_Data in this exercise_:
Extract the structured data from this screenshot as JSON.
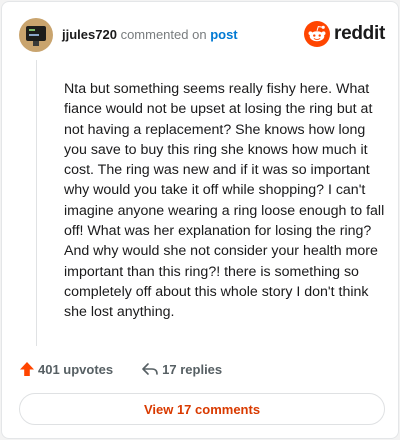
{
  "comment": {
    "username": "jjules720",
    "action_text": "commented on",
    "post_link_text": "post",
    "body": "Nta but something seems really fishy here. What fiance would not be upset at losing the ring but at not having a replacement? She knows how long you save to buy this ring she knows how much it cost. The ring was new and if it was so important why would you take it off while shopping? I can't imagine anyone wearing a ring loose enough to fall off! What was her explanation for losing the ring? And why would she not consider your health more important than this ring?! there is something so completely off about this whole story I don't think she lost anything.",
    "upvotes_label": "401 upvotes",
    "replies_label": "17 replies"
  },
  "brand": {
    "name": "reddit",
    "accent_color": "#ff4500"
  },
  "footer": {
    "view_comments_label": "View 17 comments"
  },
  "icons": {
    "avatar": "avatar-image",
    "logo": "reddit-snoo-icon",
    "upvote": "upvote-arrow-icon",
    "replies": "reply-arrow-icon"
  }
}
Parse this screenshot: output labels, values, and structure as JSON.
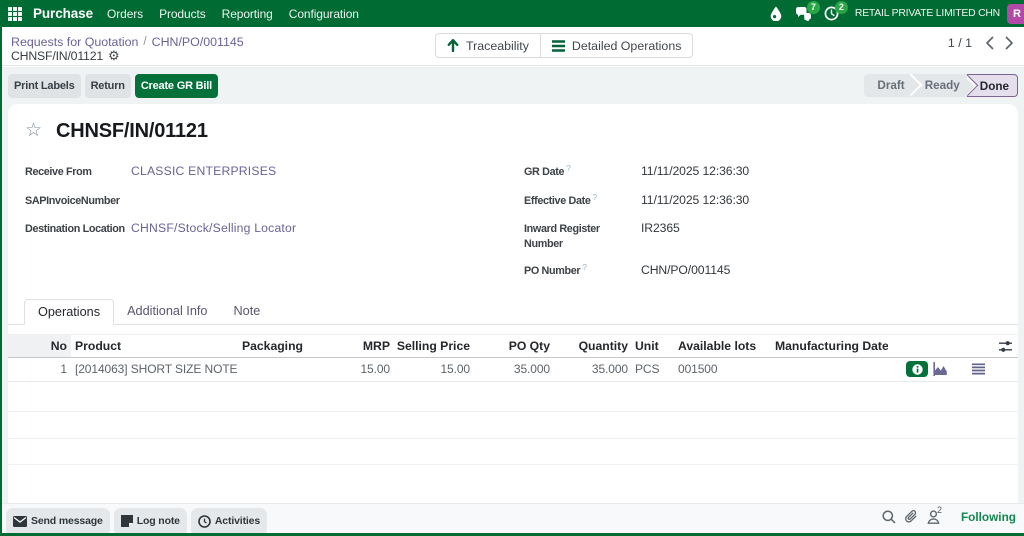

---

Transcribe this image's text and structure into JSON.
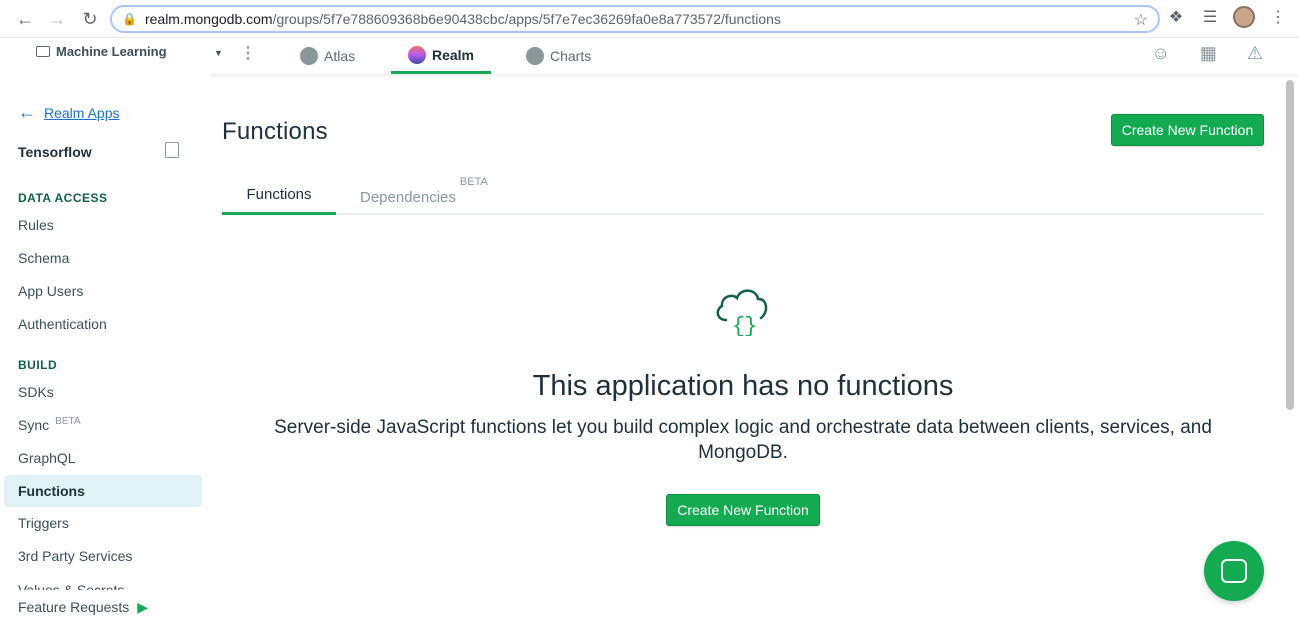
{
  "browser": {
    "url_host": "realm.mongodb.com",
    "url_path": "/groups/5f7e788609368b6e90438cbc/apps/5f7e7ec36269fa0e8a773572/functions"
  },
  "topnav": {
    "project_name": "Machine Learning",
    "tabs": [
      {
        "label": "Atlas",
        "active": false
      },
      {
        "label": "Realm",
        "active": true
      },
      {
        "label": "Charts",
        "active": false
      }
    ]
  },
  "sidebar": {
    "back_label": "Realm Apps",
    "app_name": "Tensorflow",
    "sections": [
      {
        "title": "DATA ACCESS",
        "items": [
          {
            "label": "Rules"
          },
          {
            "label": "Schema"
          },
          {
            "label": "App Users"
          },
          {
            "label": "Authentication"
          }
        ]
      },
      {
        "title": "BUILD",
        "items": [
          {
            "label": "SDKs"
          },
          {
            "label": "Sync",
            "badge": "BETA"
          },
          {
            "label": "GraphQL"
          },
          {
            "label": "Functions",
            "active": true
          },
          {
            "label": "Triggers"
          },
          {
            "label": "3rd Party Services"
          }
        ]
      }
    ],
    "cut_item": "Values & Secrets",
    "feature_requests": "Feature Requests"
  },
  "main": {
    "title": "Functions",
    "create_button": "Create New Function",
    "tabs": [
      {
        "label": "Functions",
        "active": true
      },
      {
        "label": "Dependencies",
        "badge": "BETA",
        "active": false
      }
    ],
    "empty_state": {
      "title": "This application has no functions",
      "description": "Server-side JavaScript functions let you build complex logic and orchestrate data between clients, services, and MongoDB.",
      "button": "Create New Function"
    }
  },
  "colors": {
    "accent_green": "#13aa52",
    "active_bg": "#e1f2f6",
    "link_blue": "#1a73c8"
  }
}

_Written request_: Using the data above, which lines fall from the one with "Extract the structured" through the one with "Parse this screenshot: output"? Repeat them exactly, ends included, minus any pictures.

_Response_:
Extract the structured data from this screenshot as JSON.
{
  "comment": {
    "username": "jjules720",
    "action_text": "commented on",
    "post_link_text": "post",
    "body": "Nta but something seems really fishy here. What fiance would not be upset at losing the ring but at not having a replacement? She knows how long you save to buy this ring she knows how much it cost. The ring was new and if it was so important why would you take it off while shopping? I can't imagine anyone wearing a ring loose enough to fall off! What was her explanation for losing the ring? And why would she not consider your health more important than this ring?! there is something so completely off about this whole story I don't think she lost anything.",
    "upvotes_label": "401 upvotes",
    "replies_label": "17 replies"
  },
  "brand": {
    "name": "reddit",
    "accent_color": "#ff4500"
  },
  "footer": {
    "view_comments_label": "View 17 comments"
  },
  "icons": {
    "avatar": "avatar-image",
    "logo": "reddit-snoo-icon",
    "upvote": "upvote-arrow-icon",
    "replies": "reply-arrow-icon"
  }
}
Parse this screenshot: output labels, values, and structure as JSON.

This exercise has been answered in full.